Job: All of the material below is to be retyped exactly.

[Dataset records]
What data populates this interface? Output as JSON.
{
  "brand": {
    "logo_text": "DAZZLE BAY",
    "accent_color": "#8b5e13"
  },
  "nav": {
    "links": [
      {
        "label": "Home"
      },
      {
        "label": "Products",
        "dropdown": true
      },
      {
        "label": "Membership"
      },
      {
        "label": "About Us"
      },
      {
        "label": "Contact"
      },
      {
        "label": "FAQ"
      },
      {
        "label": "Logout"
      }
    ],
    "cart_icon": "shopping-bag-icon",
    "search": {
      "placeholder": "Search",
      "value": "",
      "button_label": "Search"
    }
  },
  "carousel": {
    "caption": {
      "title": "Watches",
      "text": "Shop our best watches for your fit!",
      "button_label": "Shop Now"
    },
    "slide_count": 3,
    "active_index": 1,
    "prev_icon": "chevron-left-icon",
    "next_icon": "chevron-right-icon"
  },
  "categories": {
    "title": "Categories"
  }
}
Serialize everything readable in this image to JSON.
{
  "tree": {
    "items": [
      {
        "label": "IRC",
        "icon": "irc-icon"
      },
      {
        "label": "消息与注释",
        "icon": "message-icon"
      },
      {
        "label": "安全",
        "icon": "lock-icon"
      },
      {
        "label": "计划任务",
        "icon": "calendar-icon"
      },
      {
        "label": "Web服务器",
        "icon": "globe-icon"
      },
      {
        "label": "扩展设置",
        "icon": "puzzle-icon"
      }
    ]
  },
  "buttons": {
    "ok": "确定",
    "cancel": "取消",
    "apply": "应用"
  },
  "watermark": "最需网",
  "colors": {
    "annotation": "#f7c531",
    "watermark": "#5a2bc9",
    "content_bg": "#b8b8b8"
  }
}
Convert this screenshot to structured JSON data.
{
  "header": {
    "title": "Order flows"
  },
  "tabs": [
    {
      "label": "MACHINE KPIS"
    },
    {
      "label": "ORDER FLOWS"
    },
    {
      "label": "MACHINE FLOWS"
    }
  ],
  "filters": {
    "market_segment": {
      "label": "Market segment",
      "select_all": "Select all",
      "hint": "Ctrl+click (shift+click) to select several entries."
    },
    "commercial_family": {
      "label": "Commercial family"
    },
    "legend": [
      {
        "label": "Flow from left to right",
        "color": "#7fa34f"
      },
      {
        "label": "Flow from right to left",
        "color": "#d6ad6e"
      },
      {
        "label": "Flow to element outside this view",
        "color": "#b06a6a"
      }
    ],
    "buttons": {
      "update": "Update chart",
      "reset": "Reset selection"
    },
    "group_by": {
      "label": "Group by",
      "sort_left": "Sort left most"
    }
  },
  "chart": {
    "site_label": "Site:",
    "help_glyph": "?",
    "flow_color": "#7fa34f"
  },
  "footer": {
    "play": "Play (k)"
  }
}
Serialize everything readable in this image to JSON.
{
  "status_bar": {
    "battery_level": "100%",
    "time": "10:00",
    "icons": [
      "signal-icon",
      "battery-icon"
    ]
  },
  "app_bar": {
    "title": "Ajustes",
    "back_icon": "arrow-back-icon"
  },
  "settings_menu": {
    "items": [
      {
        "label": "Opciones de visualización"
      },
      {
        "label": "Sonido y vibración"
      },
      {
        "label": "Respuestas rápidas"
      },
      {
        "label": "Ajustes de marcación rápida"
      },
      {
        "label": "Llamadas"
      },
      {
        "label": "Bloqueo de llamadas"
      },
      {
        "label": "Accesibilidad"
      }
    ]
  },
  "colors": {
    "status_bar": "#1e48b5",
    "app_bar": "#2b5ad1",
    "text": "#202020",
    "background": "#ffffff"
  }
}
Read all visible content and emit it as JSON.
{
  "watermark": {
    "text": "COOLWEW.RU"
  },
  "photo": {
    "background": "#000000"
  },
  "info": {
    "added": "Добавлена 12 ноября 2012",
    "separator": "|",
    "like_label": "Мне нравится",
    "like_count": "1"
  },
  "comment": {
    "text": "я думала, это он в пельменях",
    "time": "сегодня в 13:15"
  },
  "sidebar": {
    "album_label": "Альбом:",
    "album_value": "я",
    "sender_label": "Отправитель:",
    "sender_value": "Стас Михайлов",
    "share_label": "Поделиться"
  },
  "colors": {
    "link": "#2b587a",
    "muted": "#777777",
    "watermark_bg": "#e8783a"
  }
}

Answer in full:
What data populates this interface? Output as JSON.
{
  "brand": {
    "logo_text": "DAZZLE BAY",
    "accent_color": "#8b5e13"
  },
  "nav": {
    "links": [
      {
        "label": "Home"
      },
      {
        "label": "Products",
        "dropdown": true
      },
      {
        "label": "Membership"
      },
      {
        "label": "About Us"
      },
      {
        "label": "Contact"
      },
      {
        "label": "FAQ"
      },
      {
        "label": "Logout"
      }
    ],
    "cart_icon": "shopping-bag-icon",
    "search": {
      "placeholder": "Search",
      "value": "",
      "button_label": "Search"
    }
  },
  "carousel": {
    "caption": {
      "title": "Watches",
      "text": "Shop our best watches for your fit!",
      "button_label": "Shop Now"
    },
    "slide_count": 3,
    "active_index": 1,
    "prev_icon": "chevron-left-icon",
    "next_icon": "chevron-right-icon"
  },
  "categories": {
    "title": "Categories"
  }
}
Serialize everything readable in this image to JSON.
{
  "tree": {
    "items": [
      {
        "label": "IRC",
        "icon": "irc-icon"
      },
      {
        "label": "消息与注释",
        "icon": "message-icon"
      },
      {
        "label": "安全",
        "icon": "lock-icon"
      },
      {
        "label": "计划任务",
        "icon": "calendar-icon"
      },
      {
        "label": "Web服务器",
        "icon": "globe-icon"
      },
      {
        "label": "扩展设置",
        "icon": "puzzle-icon"
      }
    ]
  },
  "buttons": {
    "ok": "确定",
    "cancel": "取消",
    "apply": "应用"
  },
  "watermark": "最需网",
  "colors": {
    "annotation": "#f7c531",
    "watermark": "#5a2bc9",
    "content_bg": "#b8b8b8"
  }
}
Convert this screenshot to structured JSON data.
{
  "header": {
    "title": "Order flows"
  },
  "tabs": [
    {
      "label": "MACHINE KPIS"
    },
    {
      "label": "ORDER FLOWS"
    },
    {
      "label": "MACHINE FLOWS"
    }
  ],
  "filters": {
    "market_segment": {
      "label": "Market segment",
      "select_all": "Select all",
      "hint": "Ctrl+click (shift+click) to select several entries."
    },
    "commercial_family": {
      "label": "Commercial family"
    },
    "legend": [
      {
        "label": "Flow from left to right",
        "color": "#7fa34f"
      },
      {
        "label": "Flow from right to left",
        "color": "#d6ad6e"
      },
      {
        "label": "Flow to element outside this view",
        "color": "#b06a6a"
      }
    ],
    "buttons": {
      "update": "Update chart",
      "reset": "Reset selection"
    },
    "group_by": {
      "label": "Group by",
      "sort_left": "Sort left most"
    }
  },
  "chart": {
    "site_label": "Site:",
    "help_glyph": "?",
    "flow_color": "#7fa34f"
  },
  "footer": {
    "play": "Play (k)"
  }
}
Serialize everything readable in this image to JSON.
{
  "status_bar": {
    "battery_level": "100%",
    "time": "10:00",
    "icons": [
      "signal-icon",
      "battery-icon"
    ]
  },
  "app_bar": {
    "title": "Ajustes",
    "back_icon": "arrow-back-icon"
  },
  "settings_menu": {
    "items": [
      {
        "label": "Opciones de visualización"
      },
      {
        "label": "Sonido y vibración"
      },
      {
        "label": "Respuestas rápidas"
      },
      {
        "label": "Ajustes de marcación rápida"
      },
      {
        "label": "Llamadas"
      },
      {
        "label": "Bloqueo de llamadas"
      },
      {
        "label": "Accesibilidad"
      }
    ]
  },
  "colors": {
    "status_bar": "#1e48b5",
    "app_bar": "#2b5ad1",
    "text": "#202020",
    "background": "#ffffff"
  }
}
Read all visible content and emit it as JSON.
{
  "watermark": {
    "text": "COOLWEW.RU"
  },
  "photo": {
    "background": "#000000"
  },
  "info": {
    "added": "Добавлена 12 ноября 2012",
    "separator": "|",
    "like_label": "Мне нравится",
    "like_count": "1"
  },
  "comment": {
    "text": "я думала, это он в пельменях",
    "time": "сегодня в 13:15"
  },
  "sidebar": {
    "album_label": "Альбом:",
    "album_value": "я",
    "sender_label": "Отправитель:",
    "sender_value": "Стас Михайлов",
    "share_label": "Поделиться"
  },
  "colors": {
    "link": "#2b587a",
    "muted": "#777777",
    "watermark_bg": "#e8783a"
  }
}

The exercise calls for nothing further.